**EXERCISE DIRECTIONS**
Within the records below, find each line that holds the string "JSON", then copy it.
┄┄┄┄┄┄┄┄┄┄
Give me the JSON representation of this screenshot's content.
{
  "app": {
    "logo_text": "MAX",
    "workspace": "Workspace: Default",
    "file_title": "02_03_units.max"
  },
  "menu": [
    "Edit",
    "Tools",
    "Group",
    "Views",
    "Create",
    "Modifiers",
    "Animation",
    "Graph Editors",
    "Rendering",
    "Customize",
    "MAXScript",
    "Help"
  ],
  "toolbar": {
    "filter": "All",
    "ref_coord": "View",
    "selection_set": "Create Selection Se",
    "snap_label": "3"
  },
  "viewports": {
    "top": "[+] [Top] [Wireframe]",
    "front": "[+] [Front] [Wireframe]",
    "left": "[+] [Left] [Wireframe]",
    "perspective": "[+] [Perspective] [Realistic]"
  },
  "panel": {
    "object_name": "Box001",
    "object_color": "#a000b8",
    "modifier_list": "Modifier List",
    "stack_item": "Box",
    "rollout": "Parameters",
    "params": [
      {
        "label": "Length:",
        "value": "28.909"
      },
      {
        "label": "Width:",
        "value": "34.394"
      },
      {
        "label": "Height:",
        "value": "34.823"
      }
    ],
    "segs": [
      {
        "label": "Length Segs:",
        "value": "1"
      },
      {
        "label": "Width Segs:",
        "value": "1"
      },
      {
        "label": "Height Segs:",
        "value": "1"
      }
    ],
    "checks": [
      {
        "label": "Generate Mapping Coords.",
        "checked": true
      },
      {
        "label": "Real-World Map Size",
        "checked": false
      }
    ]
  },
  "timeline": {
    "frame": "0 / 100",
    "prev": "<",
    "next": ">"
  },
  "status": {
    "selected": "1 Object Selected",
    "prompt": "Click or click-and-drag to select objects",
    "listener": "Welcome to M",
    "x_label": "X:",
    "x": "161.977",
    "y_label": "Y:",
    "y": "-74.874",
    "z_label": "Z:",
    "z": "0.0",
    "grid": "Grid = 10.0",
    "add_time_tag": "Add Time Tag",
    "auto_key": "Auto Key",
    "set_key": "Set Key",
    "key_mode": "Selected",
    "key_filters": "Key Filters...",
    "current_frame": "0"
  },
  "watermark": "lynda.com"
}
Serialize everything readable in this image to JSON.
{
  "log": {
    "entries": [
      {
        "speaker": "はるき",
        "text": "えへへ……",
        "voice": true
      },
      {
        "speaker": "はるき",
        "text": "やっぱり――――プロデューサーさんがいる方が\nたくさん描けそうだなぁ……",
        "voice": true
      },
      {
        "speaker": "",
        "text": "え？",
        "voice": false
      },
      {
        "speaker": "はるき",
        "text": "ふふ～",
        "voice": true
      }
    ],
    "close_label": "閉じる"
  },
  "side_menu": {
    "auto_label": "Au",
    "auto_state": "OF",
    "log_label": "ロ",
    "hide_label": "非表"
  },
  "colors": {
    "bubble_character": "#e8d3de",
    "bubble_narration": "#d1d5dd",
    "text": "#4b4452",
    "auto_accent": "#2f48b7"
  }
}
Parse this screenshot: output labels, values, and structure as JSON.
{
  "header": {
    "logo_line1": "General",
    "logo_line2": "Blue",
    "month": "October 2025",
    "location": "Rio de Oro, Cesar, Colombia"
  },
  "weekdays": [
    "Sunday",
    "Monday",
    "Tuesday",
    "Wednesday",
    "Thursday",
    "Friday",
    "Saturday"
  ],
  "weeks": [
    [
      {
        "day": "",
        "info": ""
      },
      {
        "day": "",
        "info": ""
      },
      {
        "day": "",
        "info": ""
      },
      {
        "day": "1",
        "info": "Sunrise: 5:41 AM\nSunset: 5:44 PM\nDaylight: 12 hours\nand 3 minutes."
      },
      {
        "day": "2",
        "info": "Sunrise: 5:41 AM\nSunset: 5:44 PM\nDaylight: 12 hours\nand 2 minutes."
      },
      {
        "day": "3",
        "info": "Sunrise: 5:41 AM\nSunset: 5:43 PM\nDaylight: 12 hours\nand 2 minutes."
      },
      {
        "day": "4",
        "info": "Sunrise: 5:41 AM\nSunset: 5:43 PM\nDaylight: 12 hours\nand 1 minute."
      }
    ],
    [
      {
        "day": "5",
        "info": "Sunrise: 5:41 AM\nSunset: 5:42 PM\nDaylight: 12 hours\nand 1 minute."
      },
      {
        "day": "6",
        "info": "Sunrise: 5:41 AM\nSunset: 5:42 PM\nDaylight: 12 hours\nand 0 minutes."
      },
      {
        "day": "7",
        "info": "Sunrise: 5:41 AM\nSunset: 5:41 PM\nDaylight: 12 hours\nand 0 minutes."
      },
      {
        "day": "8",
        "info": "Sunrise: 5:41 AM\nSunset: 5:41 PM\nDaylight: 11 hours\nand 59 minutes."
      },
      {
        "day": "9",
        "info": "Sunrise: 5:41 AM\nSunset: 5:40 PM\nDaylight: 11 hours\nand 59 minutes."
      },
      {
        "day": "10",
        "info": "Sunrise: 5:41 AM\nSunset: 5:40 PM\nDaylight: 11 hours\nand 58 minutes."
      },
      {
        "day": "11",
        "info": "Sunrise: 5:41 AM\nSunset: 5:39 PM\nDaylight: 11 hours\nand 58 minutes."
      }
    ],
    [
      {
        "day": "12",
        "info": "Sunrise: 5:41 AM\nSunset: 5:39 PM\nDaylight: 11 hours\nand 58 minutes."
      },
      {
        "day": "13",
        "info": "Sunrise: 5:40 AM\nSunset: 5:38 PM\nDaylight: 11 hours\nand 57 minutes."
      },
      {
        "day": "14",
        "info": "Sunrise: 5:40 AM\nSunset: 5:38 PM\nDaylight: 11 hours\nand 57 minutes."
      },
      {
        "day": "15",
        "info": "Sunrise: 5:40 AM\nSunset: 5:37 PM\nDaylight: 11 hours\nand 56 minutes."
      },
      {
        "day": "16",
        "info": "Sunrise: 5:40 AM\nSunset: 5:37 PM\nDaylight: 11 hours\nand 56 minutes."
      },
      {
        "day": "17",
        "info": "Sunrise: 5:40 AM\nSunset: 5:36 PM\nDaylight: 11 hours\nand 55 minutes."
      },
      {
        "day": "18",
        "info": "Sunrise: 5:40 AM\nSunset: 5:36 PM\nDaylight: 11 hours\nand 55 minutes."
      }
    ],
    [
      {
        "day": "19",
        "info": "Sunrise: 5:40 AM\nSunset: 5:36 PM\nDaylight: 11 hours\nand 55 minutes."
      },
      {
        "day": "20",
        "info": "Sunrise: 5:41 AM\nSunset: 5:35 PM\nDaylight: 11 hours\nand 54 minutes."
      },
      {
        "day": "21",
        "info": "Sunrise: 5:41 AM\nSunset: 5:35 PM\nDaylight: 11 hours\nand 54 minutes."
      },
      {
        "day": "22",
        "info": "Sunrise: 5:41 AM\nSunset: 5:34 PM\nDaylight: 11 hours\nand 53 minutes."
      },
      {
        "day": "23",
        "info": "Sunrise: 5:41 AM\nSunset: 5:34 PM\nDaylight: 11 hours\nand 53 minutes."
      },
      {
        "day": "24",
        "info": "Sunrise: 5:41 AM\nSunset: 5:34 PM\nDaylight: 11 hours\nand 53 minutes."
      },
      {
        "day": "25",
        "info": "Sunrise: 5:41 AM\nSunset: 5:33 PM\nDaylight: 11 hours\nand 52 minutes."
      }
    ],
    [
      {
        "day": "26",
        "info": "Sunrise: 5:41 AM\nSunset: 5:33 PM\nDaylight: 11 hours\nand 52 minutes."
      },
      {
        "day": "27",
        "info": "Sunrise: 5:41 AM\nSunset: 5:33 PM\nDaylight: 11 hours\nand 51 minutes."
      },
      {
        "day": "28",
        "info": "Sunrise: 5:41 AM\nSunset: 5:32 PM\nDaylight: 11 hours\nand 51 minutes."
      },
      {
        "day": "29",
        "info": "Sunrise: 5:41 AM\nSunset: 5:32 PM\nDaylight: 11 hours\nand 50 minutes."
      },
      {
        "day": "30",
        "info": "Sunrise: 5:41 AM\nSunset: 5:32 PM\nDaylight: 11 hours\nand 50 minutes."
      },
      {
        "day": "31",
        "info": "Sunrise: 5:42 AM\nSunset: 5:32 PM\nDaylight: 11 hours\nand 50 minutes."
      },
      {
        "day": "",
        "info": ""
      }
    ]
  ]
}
┄┄┄┄┄┄┄┄┄┄
**WRITTEN SOLUTION**
Give me the JSON representation of this screenshot's content.
Serialize everything readable in this image to JSON.
Parse this screenshot: output labels, values, and structure as JSON.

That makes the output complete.